==== Dataset rows ====
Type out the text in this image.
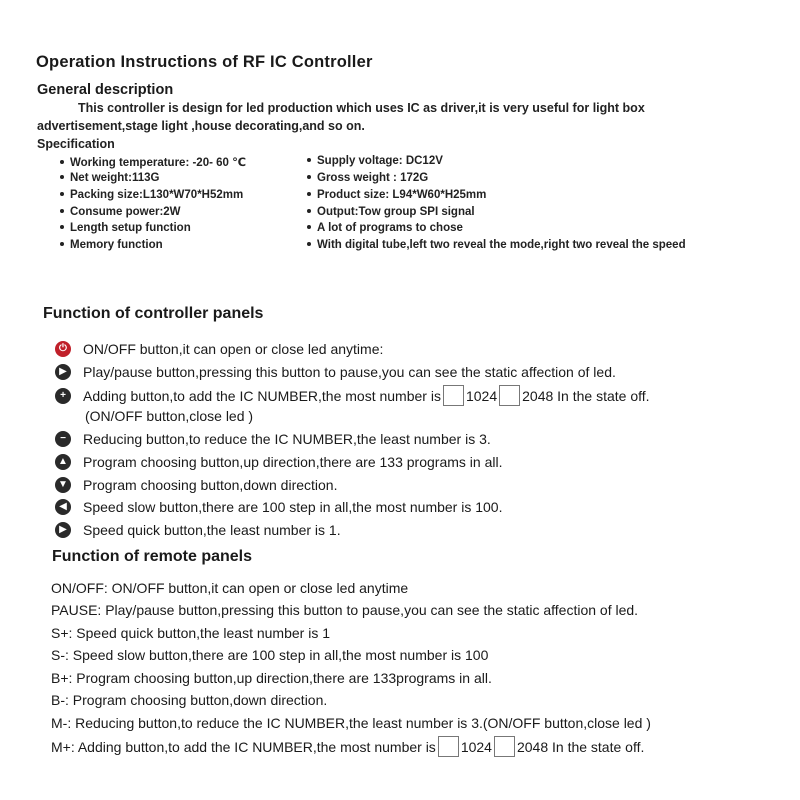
Operation Instructions of RF IC Controller
General description
This controller is design for led production which uses IC as driver,it is very useful for light box
advertisement,stage light ,house decorating,and so on.
Specification
Working temperature: -20- 60 ℃
Net weight:113G
Packing size:L130*W70*H52mm
Consume power:2W
Length setup function
Memory function
Supply voltage: DC12V
Gross weight : 172G
Product size: L94*W60*H25mm
Output:Tow group SPI signal
A lot of programs to chose
With digital tube,left two reveal the mode,right two reveal the speed
Function of controller panels
⏻ ON/OFF button,it can open or close led anytime:
▶ Play/pause button,pressing this button to pause,you can see the static affection of led.
+	Adding button,to add the IC NUMBER,the most number is 1024 2048 In the state off.
(ON/OFF button,close led )
−	Reducing button,to reduce the IC NUMBER,the least number is 3.
▲ Program choosing button,up direction,there are 133 programs in all.
▼ Program choosing button,down direction.
◀ Speed slow button,there are 100 step in all,the most number is 100.
▶ Speed quick button,the least number is 1.
Function of remote panels
ON/OFF: ON/OFF button,it can open or close led anytime
PAUSE: Play/pause button,pressing this button to pause,you can see the static affection of led.
S+: Speed quick button,the least number is 1
S-: Speed slow button,there are 100 step in all,the most number is 100
B+: Program choosing button,up direction,there are 133programs in all.
B-: Program choosing button,down direction.
M-: Reducing button,to reduce the IC NUMBER,the least number is 3.(ON/OFF button,close led )
M+: Adding button,to add the IC NUMBER,the most number is 1024 2048 In the state off.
====
# Problem statement
Output, exactly, all the records above; include no pictures.

# Final result
Type out the text in this image.
Operation Instructions of RF IC Controller
General description
This controller is design for led production which uses IC as driver,it is very useful for light box
advertisement,stage light ,house decorating,and so on.
Specification
Working temperature: -20- 60 ℃
Net weight:113G
Packing size:L130*W70*H52mm
Consume power:2W
Length setup function
Memory function
Supply voltage: DC12V
Gross weight : 172G
Product size: L94*W60*H25mm
Output:Tow group SPI signal
A lot of programs to chose
With digital tube,left two reveal the mode,right two reveal the speed
Function of controller panels
⏻ ON/OFF button,it can open or close led anytime:
▶ Play/pause button,pressing this button to pause,you can see the static affection of led.
+	Adding button,to add the IC NUMBER,the most number is 1024 2048 In the state off.
(ON/OFF button,close led )
−	Reducing button,to reduce the IC NUMBER,the least number is 3.
▲ Program choosing button,up direction,there are 133 programs in all.
▼ Program choosing button,down direction.
◀ Speed slow button,there are 100 step in all,the most number is 100.
▶ Speed quick button,the least number is 1.
Function of remote panels
ON/OFF: ON/OFF button,it can open or close led anytime
PAUSE: Play/pause button,pressing this button to pause,you can see the static affection of led.
S+: Speed quick button,the least number is 1
S-: Speed slow button,there are 100 step in all,the most number is 100
B+: Program choosing button,up direction,there are 133programs in all.
B-: Program choosing button,down direction.
M-: Reducing button,to reduce the IC NUMBER,the least number is 3.(ON/OFF button,close led )
M+: Adding button,to add the IC NUMBER,the most number is 1024 2048 In the state off.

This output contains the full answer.